[Dataset content start]

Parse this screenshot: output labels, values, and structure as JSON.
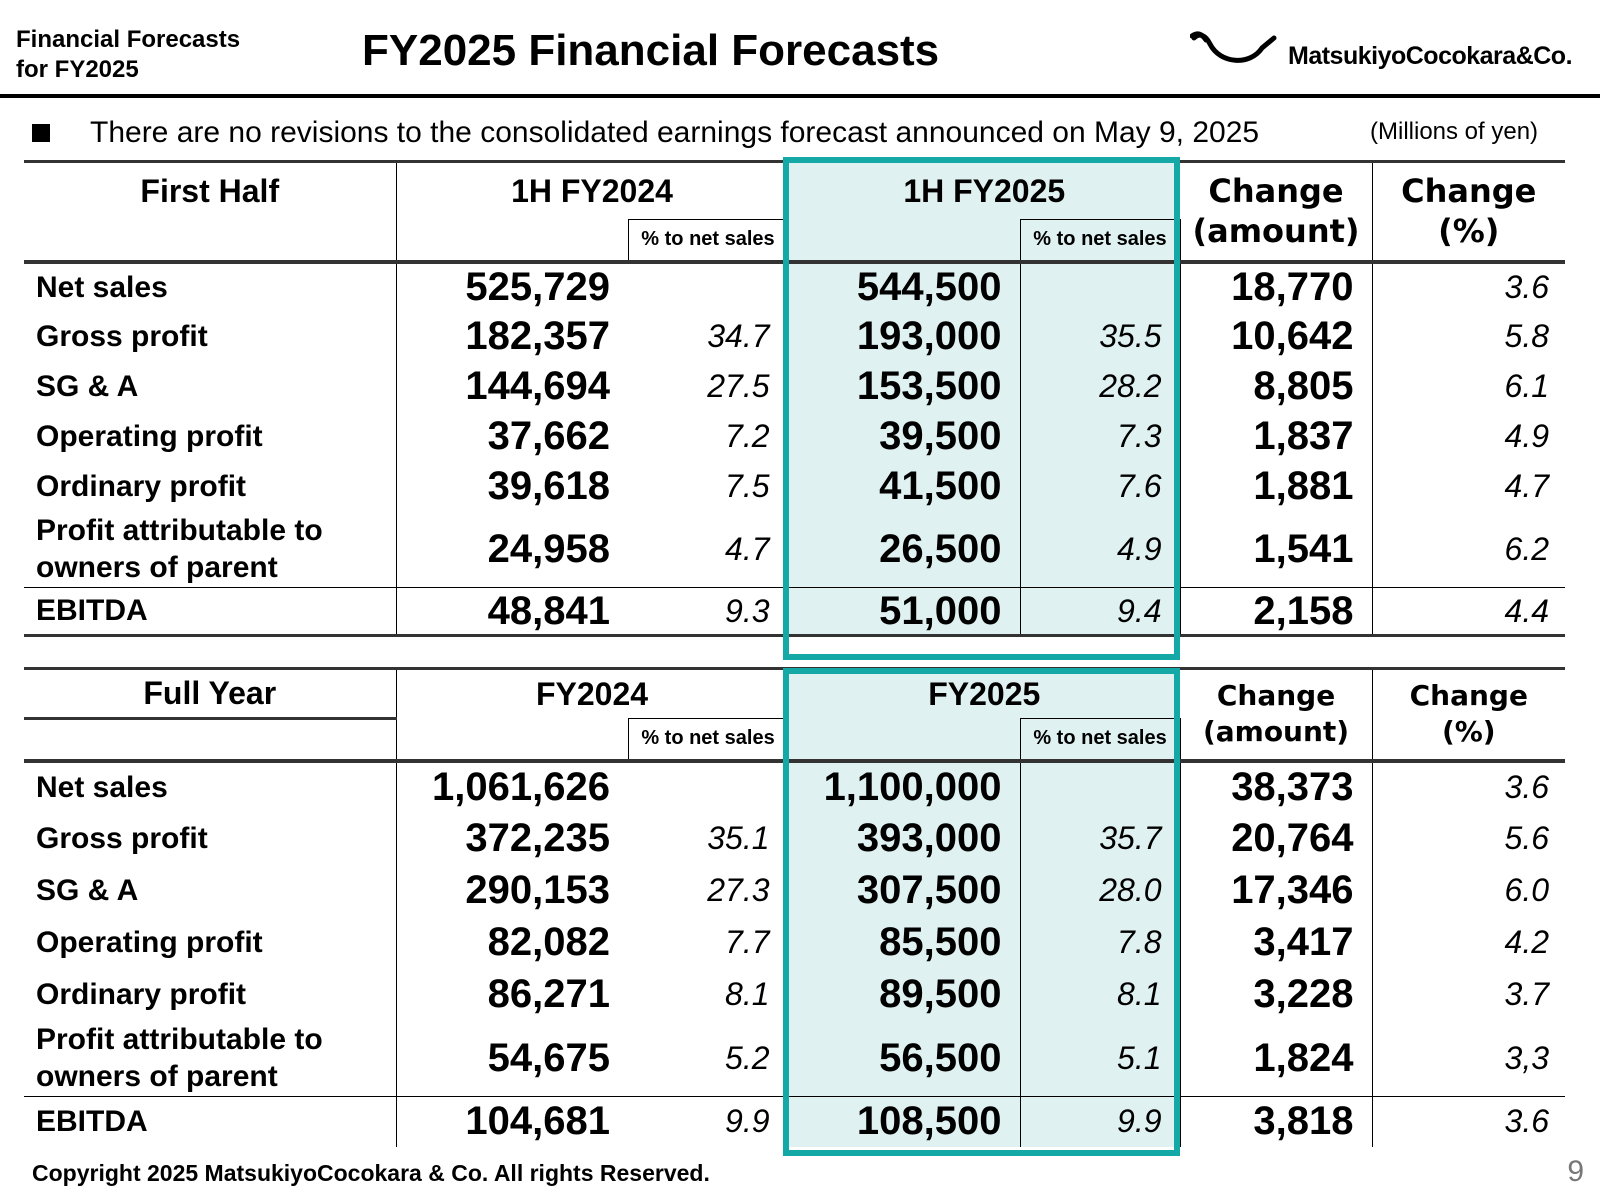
{
  "header": {
    "section_line1": "Financial Forecasts",
    "section_line2": "for FY2025",
    "title": "FY2025 Financial Forecasts",
    "logo_text": "MatsukiyoCocokara&Co."
  },
  "note": "There are no revisions to the consolidated earnings forecast announced on May 9, 2025",
  "unit": "(Millions of yen)",
  "first_half": {
    "label": "First Half",
    "prev_period": "1H FY2024",
    "curr_period": "1H FY2025",
    "pct_label": "% to net sales",
    "change_amount_l1": "Change",
    "change_amount_l2": "(amount)",
    "change_pct_l1": "Change",
    "change_pct_l2": "(%)",
    "rows": [
      {
        "label": "Net sales",
        "prev": "525,729",
        "prev_pct": "",
        "curr": "544,500",
        "curr_pct": "",
        "chg_amt": "18,770",
        "chg_pct": "3.6"
      },
      {
        "label": "Gross profit",
        "prev": "182,357",
        "prev_pct": "34.7",
        "curr": "193,000",
        "curr_pct": "35.5",
        "chg_amt": "10,642",
        "chg_pct": "5.8"
      },
      {
        "label": "SG & A",
        "prev": "144,694",
        "prev_pct": "27.5",
        "curr": "153,500",
        "curr_pct": "28.2",
        "chg_amt": "8,805",
        "chg_pct": "6.1"
      },
      {
        "label": "Operating profit",
        "prev": "37,662",
        "prev_pct": "7.2",
        "curr": "39,500",
        "curr_pct": "7.3",
        "chg_amt": "1,837",
        "chg_pct": "4.9"
      },
      {
        "label": "Ordinary profit",
        "prev": "39,618",
        "prev_pct": "7.5",
        "curr": "41,500",
        "curr_pct": "7.6",
        "chg_amt": "1,881",
        "chg_pct": "4.7"
      },
      {
        "label_l1": "Profit attributable to",
        "label_l2": "owners of parent",
        "prev": "24,958",
        "prev_pct": "4.7",
        "curr": "26,500",
        "curr_pct": "4.9",
        "chg_amt": "1,541",
        "chg_pct": "6.2"
      },
      {
        "label": "EBITDA",
        "prev": "48,841",
        "prev_pct": "9.3",
        "curr": "51,000",
        "curr_pct": "9.4",
        "chg_amt": "2,158",
        "chg_pct": "4.4"
      }
    ]
  },
  "full_year": {
    "label": "Full Year",
    "prev_period": "FY2024",
    "curr_period": "FY2025",
    "pct_label": "% to net sales",
    "change_amount_l1": "Change",
    "change_amount_l2": "(amount)",
    "change_pct_l1": "Change",
    "change_pct_l2": "(%)",
    "rows": [
      {
        "label": "Net sales",
        "prev": "1,061,626",
        "prev_pct": "",
        "curr": "1,100,000",
        "curr_pct": "",
        "chg_amt": "38,373",
        "chg_pct": "3.6"
      },
      {
        "label": "Gross profit",
        "prev": "372,235",
        "prev_pct": "35.1",
        "curr": "393,000",
        "curr_pct": "35.7",
        "chg_amt": "20,764",
        "chg_pct": "5.6"
      },
      {
        "label": "SG & A",
        "prev": "290,153",
        "prev_pct": "27.3",
        "curr": "307,500",
        "curr_pct": "28.0",
        "chg_amt": "17,346",
        "chg_pct": "6.0"
      },
      {
        "label": "Operating profit",
        "prev": "82,082",
        "prev_pct": "7.7",
        "curr": "85,500",
        "curr_pct": "7.8",
        "chg_amt": "3,417",
        "chg_pct": "4.2"
      },
      {
        "label": "Ordinary profit",
        "prev": "86,271",
        "prev_pct": "8.1",
        "curr": "89,500",
        "curr_pct": "8.1",
        "chg_amt": "3,228",
        "chg_pct": "3.7"
      },
      {
        "label_l1": "Profit attributable to",
        "label_l2": "owners of parent",
        "prev": "54,675",
        "prev_pct": "5.2",
        "curr": "56,500",
        "curr_pct": "5.1",
        "chg_amt": "1,824",
        "chg_pct": "3,3"
      },
      {
        "label": "EBITDA",
        "prev": "104,681",
        "prev_pct": "9.9",
        "curr": "108,500",
        "curr_pct": "9.9",
        "chg_amt": "3,818",
        "chg_pct": "3.6"
      }
    ]
  },
  "colors": {
    "highlight_frame": "#14a8a6",
    "highlight_fill": "#dff1f0"
  },
  "footer": "Copyright 2025 MatsukiyoCocokara & Co. All rights Reserved.",
  "page_number": "9"
}
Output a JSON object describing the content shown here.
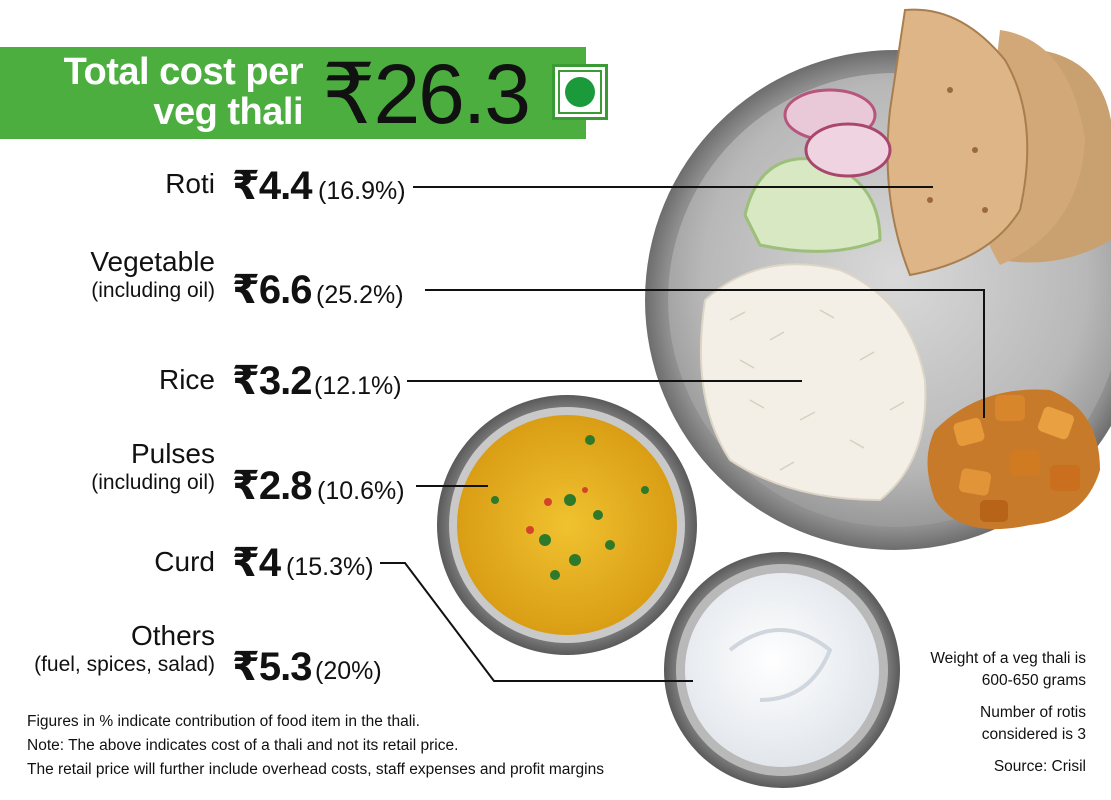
{
  "header": {
    "title_line1": "Total cost per",
    "title_line2": "veg thali",
    "total": "₹26.3",
    "veg_mark_color": "#1a9a3a",
    "banner_color": "#4cae3f"
  },
  "items": [
    {
      "name": "Roti",
      "sub": "",
      "value": "₹4.4",
      "percent": "(16.9%)"
    },
    {
      "name": "Vegetable",
      "sub": "(including oil)",
      "value": "₹6.6",
      "percent": "(25.2%)"
    },
    {
      "name": "Rice",
      "sub": "",
      "value": "₹3.2",
      "percent": "(12.1%)"
    },
    {
      "name": "Pulses",
      "sub": "(including oil)",
      "value": "₹2.8",
      "percent": "(10.6%)"
    },
    {
      "name": "Curd",
      "sub": "",
      "value": "₹4",
      "percent": "(15.3%)"
    },
    {
      "name": "Others",
      "sub": "(fuel, spices, salad)",
      "value": "₹5.3",
      "percent": "(20%)"
    }
  ],
  "notes": {
    "line1": "Figures in % indicate contribution of food item in the thali.",
    "line2": "Note: The above indicates cost of a thali and not its retail price.",
    "line3": "The retail price will further include overhead costs, staff expenses  and profit margins"
  },
  "side_notes": {
    "weight": "Weight of a veg thali is 600-650 grams",
    "rotis": "Number of rotis considered is 3",
    "source": "Source: Crisil"
  }
}
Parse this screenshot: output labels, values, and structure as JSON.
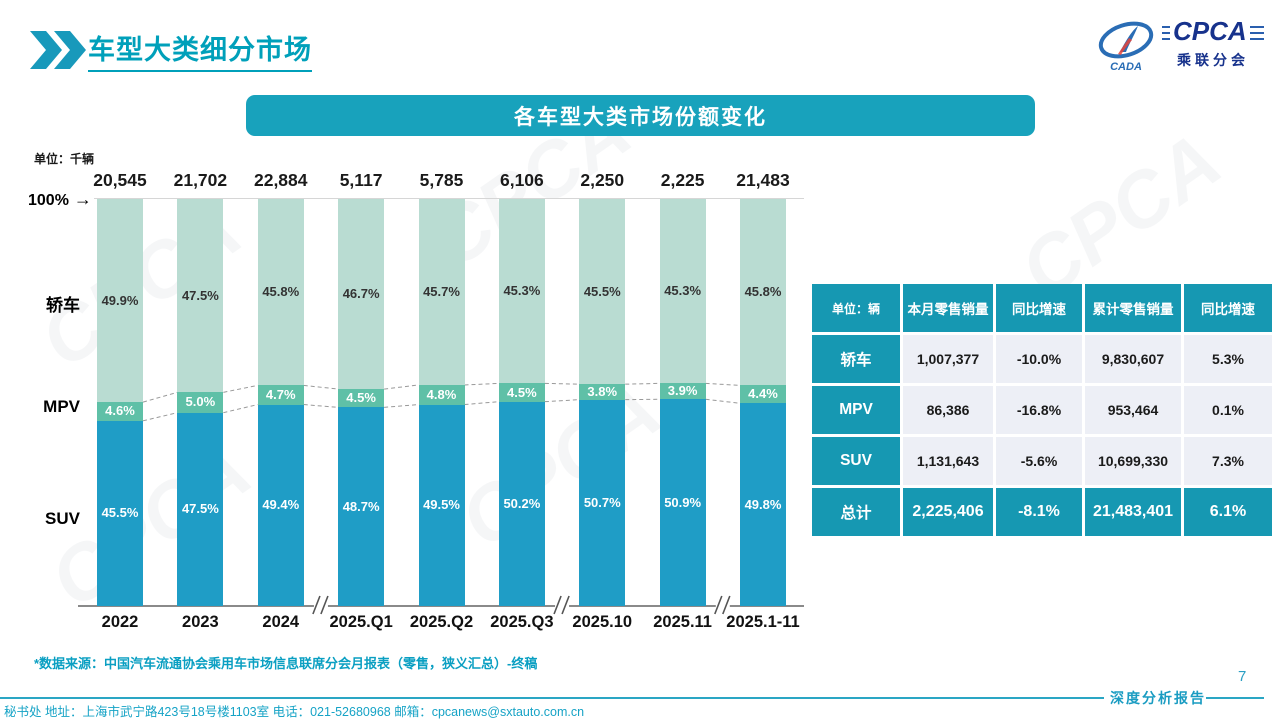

[Dataset content end]

Show every line that contains the word "MatsukiyoCocokara".

    "logo_text": "MatsukiyoCocokara&Co."
  "footer": "Copyright 2025 MatsukiyoCocokara & Co. All rights Reserved.",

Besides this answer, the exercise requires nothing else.